Study text:
# # # # # # #
Practical considerations arise when combining VRT with telehealth, from poor internet connection to insufficient digital literacy. Providers are especially disempowered to provide assistance in an emergency, as they may not be able to see the patients or their surroundings. And providers cannot make any assumptions about clients’ physical locations, when it comes to practicing across state lines: If your client is outside the state of your licensure, you will not get a pass just because your avatars are the ones doing the talking.
VRT raises new concerns regarding privacy. The VR industry collects and analyzes data on headset users, such as eye movements, facial expressions, body movements, and geolocation, collectively composing a user’s “kinematic fingerprint” and giving clues about the user’s environment.
VRT carries risks of harm. It can result in “cybersickness,” a type of motion sickness characterized by nausea, disorientation, headaches, dizziness, fatigue, sweating, and eye strain.
Its immersive nature can be retraumatizing or exacerbate fear, paranoia, or psychosis. It can cause “depersonalization” (detachment from self, such as out-of-body awareness) or “derealization” (detachment from one’s environment), making what is real feel unreal.
# # # # # # #
Data listing:
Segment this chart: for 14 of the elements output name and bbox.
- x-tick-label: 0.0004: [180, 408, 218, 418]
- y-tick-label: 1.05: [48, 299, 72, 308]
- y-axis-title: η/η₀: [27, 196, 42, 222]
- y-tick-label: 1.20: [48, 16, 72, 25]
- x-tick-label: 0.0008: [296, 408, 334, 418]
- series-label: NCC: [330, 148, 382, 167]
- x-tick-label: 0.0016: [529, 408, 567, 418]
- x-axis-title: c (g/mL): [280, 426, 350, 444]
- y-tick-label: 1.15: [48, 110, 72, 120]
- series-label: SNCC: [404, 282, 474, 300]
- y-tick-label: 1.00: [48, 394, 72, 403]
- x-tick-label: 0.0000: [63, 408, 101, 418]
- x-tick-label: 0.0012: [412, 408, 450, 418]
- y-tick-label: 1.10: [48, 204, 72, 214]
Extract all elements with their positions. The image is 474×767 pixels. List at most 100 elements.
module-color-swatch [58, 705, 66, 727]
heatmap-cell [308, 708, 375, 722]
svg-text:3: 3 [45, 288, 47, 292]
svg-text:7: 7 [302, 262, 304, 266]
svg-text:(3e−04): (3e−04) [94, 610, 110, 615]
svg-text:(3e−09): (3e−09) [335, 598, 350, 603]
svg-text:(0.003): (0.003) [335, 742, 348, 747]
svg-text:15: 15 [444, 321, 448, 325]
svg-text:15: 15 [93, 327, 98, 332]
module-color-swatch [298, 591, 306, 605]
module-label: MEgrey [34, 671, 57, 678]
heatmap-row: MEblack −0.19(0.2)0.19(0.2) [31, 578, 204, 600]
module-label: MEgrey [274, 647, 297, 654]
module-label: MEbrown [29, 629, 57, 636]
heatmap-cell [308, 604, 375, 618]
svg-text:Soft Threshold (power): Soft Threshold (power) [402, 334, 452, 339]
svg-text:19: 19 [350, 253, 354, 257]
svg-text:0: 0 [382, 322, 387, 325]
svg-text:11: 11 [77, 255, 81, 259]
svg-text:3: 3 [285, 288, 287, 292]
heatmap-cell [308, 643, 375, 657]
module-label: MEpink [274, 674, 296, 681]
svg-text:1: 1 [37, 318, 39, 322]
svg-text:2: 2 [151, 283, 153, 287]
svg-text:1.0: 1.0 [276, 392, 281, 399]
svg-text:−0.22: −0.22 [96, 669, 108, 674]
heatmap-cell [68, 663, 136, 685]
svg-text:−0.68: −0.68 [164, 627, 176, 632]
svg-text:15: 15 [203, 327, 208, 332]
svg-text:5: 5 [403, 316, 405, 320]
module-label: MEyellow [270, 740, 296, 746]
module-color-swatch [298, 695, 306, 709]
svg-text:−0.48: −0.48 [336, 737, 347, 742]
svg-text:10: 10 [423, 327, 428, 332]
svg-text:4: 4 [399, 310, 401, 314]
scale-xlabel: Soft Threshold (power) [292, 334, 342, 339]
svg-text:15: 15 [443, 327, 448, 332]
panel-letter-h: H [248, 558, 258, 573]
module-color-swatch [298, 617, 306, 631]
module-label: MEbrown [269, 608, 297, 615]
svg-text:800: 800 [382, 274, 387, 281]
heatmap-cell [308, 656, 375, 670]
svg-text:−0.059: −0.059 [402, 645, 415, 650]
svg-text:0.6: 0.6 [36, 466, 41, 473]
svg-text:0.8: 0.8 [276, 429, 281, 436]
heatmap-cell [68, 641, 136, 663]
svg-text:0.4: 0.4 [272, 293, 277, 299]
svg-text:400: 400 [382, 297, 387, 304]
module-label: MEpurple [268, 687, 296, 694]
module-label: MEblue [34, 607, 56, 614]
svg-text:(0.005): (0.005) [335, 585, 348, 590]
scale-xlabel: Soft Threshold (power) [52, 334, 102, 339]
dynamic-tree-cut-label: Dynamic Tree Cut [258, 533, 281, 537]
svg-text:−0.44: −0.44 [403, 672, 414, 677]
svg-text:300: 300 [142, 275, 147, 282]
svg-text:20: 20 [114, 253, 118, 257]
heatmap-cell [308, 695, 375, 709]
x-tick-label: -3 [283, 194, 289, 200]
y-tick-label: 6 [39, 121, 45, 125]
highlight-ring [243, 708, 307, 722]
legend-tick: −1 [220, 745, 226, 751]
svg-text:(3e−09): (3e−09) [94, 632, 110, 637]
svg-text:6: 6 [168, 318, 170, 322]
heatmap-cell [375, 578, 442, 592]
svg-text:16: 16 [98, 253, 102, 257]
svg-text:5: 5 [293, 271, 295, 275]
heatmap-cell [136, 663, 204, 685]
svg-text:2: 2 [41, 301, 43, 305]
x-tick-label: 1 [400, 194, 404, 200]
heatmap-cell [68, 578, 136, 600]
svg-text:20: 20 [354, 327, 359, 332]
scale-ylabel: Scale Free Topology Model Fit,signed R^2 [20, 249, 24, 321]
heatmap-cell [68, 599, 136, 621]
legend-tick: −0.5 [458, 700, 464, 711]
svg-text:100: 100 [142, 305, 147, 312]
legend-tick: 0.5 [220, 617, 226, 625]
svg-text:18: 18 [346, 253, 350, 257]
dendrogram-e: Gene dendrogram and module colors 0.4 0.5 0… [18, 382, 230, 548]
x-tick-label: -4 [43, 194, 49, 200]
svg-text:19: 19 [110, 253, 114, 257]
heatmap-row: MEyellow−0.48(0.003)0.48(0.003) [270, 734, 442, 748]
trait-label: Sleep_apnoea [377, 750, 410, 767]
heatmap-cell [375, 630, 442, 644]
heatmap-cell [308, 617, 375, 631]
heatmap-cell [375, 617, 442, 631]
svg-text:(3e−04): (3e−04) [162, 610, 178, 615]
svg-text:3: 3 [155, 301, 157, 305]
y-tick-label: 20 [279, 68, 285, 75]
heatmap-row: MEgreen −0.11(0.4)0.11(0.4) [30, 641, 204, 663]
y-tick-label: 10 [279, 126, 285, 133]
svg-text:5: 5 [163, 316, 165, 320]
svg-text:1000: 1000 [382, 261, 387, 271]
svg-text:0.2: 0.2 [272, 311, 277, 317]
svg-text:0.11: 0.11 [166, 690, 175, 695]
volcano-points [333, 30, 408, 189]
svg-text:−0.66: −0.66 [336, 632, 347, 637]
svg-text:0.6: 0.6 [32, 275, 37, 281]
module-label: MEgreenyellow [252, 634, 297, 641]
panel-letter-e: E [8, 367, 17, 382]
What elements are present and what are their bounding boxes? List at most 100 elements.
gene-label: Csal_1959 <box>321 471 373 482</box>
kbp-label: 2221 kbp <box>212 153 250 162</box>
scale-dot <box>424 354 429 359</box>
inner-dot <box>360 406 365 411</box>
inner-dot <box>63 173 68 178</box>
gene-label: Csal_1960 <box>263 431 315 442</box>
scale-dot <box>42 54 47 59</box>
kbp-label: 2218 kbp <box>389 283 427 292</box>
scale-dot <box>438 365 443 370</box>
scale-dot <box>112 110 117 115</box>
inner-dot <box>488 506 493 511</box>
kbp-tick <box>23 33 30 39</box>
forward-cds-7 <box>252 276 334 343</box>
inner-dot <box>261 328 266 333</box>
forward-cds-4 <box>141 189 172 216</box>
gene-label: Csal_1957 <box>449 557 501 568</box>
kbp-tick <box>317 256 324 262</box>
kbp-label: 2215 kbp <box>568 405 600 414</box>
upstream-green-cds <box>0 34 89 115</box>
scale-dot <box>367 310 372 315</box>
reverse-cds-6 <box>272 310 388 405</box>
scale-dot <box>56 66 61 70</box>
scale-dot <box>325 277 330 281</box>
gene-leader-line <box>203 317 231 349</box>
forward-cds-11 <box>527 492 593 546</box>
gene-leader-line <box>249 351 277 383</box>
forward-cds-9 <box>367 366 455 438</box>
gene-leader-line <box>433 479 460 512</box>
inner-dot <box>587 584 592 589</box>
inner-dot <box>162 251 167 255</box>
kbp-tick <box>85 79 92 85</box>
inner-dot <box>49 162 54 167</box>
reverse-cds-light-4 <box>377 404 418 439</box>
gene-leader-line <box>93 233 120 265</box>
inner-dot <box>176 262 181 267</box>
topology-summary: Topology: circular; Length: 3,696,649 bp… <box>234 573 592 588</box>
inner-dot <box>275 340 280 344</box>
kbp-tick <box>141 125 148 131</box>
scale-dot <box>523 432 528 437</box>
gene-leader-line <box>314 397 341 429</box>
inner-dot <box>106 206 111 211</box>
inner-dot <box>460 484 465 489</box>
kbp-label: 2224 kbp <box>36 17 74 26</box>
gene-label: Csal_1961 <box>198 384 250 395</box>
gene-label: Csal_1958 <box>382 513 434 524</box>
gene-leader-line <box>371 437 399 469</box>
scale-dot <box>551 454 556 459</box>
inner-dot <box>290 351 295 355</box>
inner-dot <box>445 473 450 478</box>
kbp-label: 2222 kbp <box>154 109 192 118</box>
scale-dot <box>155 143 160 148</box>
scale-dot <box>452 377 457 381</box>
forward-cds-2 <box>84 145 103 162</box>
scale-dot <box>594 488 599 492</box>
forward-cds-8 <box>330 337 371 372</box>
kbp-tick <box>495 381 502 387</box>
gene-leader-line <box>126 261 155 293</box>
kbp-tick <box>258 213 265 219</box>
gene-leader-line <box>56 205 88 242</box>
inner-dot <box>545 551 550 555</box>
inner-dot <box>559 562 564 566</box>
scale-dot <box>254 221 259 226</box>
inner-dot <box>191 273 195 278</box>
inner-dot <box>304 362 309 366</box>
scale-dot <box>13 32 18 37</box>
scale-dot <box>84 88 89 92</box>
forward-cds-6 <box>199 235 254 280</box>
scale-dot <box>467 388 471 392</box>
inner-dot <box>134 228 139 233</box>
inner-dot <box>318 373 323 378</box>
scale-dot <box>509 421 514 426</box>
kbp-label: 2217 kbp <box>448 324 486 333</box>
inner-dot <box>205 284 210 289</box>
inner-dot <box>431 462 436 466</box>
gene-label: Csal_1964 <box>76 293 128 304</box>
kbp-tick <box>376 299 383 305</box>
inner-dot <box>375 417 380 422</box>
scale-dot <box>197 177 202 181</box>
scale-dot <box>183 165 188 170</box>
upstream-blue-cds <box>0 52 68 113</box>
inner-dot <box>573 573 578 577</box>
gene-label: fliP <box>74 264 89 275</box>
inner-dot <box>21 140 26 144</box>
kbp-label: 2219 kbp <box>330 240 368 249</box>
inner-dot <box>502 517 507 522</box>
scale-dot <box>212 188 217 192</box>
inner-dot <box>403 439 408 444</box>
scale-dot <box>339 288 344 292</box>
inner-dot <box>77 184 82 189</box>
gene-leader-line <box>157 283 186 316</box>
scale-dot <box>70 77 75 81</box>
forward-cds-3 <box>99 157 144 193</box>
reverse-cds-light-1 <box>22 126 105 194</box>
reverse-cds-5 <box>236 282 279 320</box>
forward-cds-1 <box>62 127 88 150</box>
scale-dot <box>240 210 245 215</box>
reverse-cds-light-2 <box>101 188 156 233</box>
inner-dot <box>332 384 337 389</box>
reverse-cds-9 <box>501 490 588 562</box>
# # # # # # #
What to work on:
1. List every symptom that the text on VRT gives as characteristic of "cybersickness."
2. Reproduce the passage of the text on VRT starting with "VRT carries risks" and going on through "real feel unreal.".

Solutions below:
1. nausea, disorientation, headaches, dizziness, fatigue, sweating, eye strain

2.
VRT carries risks of harm. It can result in “cybersickness,” a type of motion sickness characterized by nausea, disorientation, headaches, dizziness, fatigue, sweating, and eye strain.
Its immersive nature can be retraumatizing or exacerbate fear, paranoia, or psychosis. It can cause “depersonalization” (detachment from self, such as out-of-body awareness) or “derealization” (detachment from one’s environment), making what is real feel unreal.